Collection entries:
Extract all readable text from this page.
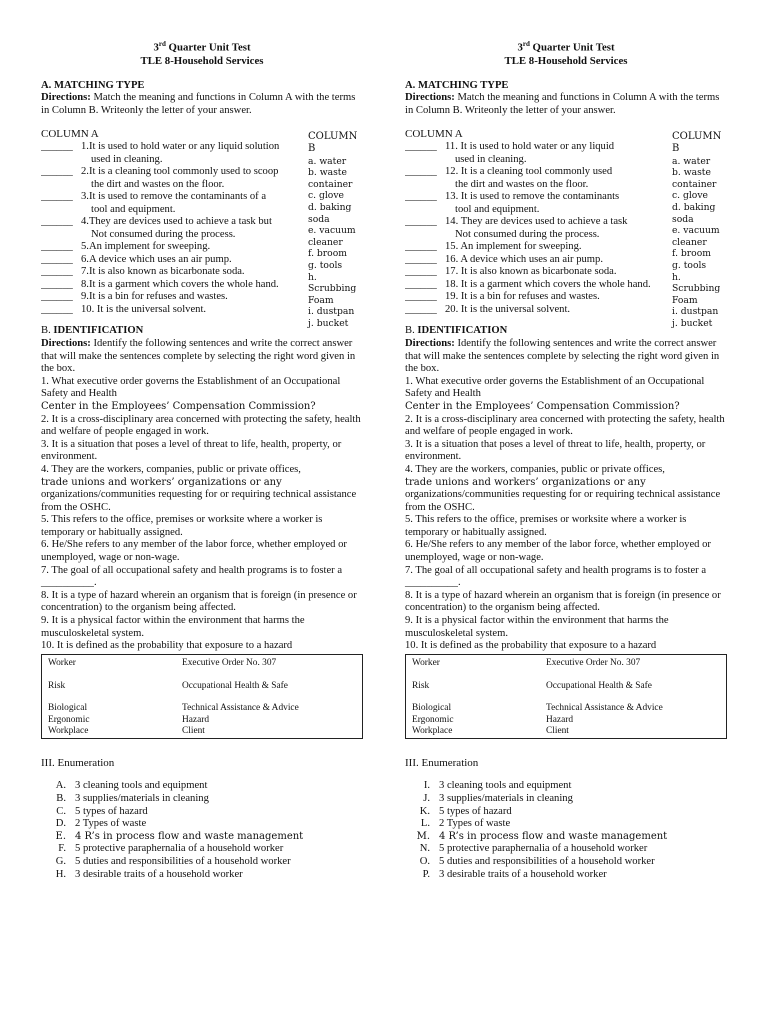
3rd Quarter Unit Test
TLE 8-Household Services
A. MATCHING TYPE
Directions: Match the meaning and functions in Column A with the terms in Column B. Writeonly the letter of your answer.
COLUMN A
______ 1.It is used to hold water or any liquid solution
used in cleaning.
______ 2.It is a cleaning tool commonly used to scoop
the dirt and wastes on the floor.
______ 3.It is used to remove the contaminants of a
tool and equipment.
______ 4.They are devices used to achieve a task but
Not consumed during the process.
______ 5.An implement for sweeping.
______ 6.A device which uses an air pump.
______ 7.It is also known as bicarbonate soda.
______ 8.It is a garment which covers the whole hand.
______ 9.It is a bin for refuses and wastes.
______ 10. It is the universal solvent.
COLUMN B
a. water
b. waste container
c. glove
d. baking soda
e. vacuum cleaner
f. broom
g. tools
h. Scrubbing
Foam
i. dustpan
j. bucket
B. IDENTIFICATION
Directions: Identify the following sentences and write the correct answer that will make the sentences complete by selecting the right word given in the box.
1. What executive order governs the Establishment of an Occupational Safety and Health
Center in the Employees’ Compensation Commission?
2. It is a cross-disciplinary area concerned with protecting the safety, health and welfare of people engaged in work.
3. It is a situation that poses a level of threat to life, health, property, or environment.
4. They are the workers, companies, public or private offices,
trade unions and workers’ organizations or any
organizations/communities requesting for or requiring technical assistance from the OSHC.
5. This refers to the office, premises or worksite where a worker is temporary or habitually assigned.
6. He/She refers to any member of the labor force, whether employed or unemployed, wage or non-wage.
7. The goal of all occupational safety and health programs is to foster a __________.
8. It is a type of hazard wherein an organism that is foreign (in presence or concentration) to the organism being affected.
9. It is a physical factor within the environment that harms the musculoskeletal system.
10. It is defined as the probability that exposure to a hazard
Worker	Executive Order No. 307
Risk	Occupational Health & Safe
Biological	Technical Assistance & Advice
Ergonomic	Hazard
Workplace	Client
III. Enumeration
A. 3 cleaning tools and equipment
B. 3 supplies/materials in cleaning
C. 5 types of hazard
D. 2 Types of waste
E. 4 R’s in process flow and waste management
F. 5 protective paraphernalia of a household worker
G. 5 duties and responsibilities of a household worker
H. 3 desirable traits of a household worker
3rd Quarter Unit Test
TLE 8-Household Services
A. MATCHING TYPE
Directions: Match the meaning and functions in Column A with the terms in Column B. Writeonly the letter of your answer.
COLUMN A
______ 11. It is used to hold water or any liquid
used in cleaning.
______ 12. It is a cleaning tool commonly used
the dirt and wastes on the floor.
______ 13. It is used to remove the contaminants
tool and equipment.
______ 14. They are devices used to achieve a task
Not consumed during the process.
______ 15. An implement for sweeping.
______ 16. A device which uses an air pump.
______ 17. It is also known as bicarbonate soda.
______ 18. It is a garment which covers the whole hand.
______ 19. It is a bin for refuses and wastes.
______ 20. It is the universal solvent.
COLUMN B
a. water
b. waste container
c. glove
d. baking soda
e. vacuum cleaner
f. broom
g. tools
h. Scrubbing
Foam
i. dustpan
j. bucket
B. IDENTIFICATION
Directions: Identify the following sentences and write the correct answer that will make the sentences complete by selecting the right word given in the box.
1. What executive order governs the Establishment of an Occupational Safety and Health
Center in the Employees’ Compensation Commission?
2. It is a cross-disciplinary area concerned with protecting the safety, health and welfare of people engaged in work.
3. It is a situation that poses a level of threat to life, health, property, or environment.
4. They are the workers, companies, public or private offices,
trade unions and workers’ organizations or any
organizations/communities requesting for or requiring technical assistance from the OSHC.
5. This refers to the office, premises or worksite where a worker is temporary or habitually assigned.
6. He/She refers to any member of the labor force, whether employed or unemployed, wage or non-wage.
7. The goal of all occupational safety and health programs is to foster a __________.
8. It is a type of hazard wherein an organism that is foreign (in presence or concentration) to the organism being affected.
9. It is a physical factor within the environment that harms the musculoskeletal system.
10. It is defined as the probability that exposure to a hazard
Worker	Executive Order No. 307
Risk	Occupational Health & Safe
Biological	Technical Assistance & Advice
Ergonomic	Hazard
Workplace	Client
III. Enumeration
I. 3 cleaning tools and equipment
J. 3 supplies/materials in cleaning
K. 5 types of hazard
L. 2 Types of waste
M. 4 R’s in process flow and waste management
N. 5 protective paraphernalia of a household worker
O. 5 duties and responsibilities of a household worker
P. 3 desirable traits of a household worker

Problem details
Sift the material for lines with the string "remove". Copy each one found.

Expected answer
______ 3.It is used to remove the contaminants of a
______ 13. It is used to remove the contaminants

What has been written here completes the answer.